Data entries
* * * *
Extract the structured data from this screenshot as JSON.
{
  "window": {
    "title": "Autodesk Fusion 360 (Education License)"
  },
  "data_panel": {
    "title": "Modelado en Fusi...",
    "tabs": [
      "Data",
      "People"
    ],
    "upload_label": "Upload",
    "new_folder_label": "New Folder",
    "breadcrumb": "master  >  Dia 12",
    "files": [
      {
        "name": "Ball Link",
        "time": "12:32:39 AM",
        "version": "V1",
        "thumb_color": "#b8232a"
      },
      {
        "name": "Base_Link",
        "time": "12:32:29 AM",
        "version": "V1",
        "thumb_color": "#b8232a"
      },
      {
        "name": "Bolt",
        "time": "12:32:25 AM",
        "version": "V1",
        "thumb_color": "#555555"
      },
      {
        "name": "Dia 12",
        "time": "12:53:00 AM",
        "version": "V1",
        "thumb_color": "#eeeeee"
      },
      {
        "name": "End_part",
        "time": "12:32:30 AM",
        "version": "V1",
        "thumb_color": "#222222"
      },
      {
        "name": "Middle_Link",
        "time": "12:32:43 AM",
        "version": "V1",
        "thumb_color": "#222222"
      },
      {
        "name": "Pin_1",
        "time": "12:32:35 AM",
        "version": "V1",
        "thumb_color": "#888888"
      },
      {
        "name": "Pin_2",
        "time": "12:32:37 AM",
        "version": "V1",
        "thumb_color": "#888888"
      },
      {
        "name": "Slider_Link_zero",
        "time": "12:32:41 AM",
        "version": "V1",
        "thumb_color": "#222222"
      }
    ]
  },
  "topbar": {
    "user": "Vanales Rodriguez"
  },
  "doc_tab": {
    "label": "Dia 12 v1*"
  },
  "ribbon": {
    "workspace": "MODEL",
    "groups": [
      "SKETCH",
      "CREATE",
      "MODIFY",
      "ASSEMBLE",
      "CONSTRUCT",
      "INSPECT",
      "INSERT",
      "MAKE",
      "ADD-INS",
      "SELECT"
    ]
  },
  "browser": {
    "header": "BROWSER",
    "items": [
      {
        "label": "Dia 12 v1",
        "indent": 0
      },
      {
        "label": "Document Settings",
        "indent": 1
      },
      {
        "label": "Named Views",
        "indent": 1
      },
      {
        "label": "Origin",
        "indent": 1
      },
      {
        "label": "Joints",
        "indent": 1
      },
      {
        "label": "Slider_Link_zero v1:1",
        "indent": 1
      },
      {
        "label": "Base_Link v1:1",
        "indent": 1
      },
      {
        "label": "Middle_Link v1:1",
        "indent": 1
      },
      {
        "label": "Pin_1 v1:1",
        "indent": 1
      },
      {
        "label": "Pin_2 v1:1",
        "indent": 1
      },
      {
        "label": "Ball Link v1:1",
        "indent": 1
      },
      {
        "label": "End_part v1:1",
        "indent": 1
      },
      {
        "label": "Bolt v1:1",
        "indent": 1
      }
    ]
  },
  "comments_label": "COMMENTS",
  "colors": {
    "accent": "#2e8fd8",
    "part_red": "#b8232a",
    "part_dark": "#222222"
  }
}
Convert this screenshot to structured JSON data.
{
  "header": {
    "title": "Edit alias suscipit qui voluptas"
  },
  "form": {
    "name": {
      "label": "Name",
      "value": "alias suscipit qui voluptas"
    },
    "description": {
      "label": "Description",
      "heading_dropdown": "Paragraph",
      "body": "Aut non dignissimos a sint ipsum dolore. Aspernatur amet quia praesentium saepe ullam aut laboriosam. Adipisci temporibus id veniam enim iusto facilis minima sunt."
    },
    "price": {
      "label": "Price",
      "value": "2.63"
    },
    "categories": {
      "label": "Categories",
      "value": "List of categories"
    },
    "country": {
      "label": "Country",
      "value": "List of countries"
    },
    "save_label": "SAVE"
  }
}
* * * *
* _Required task_
Give the count of lines holding the word "alias", with no other words.

* _Answer to the problem_
2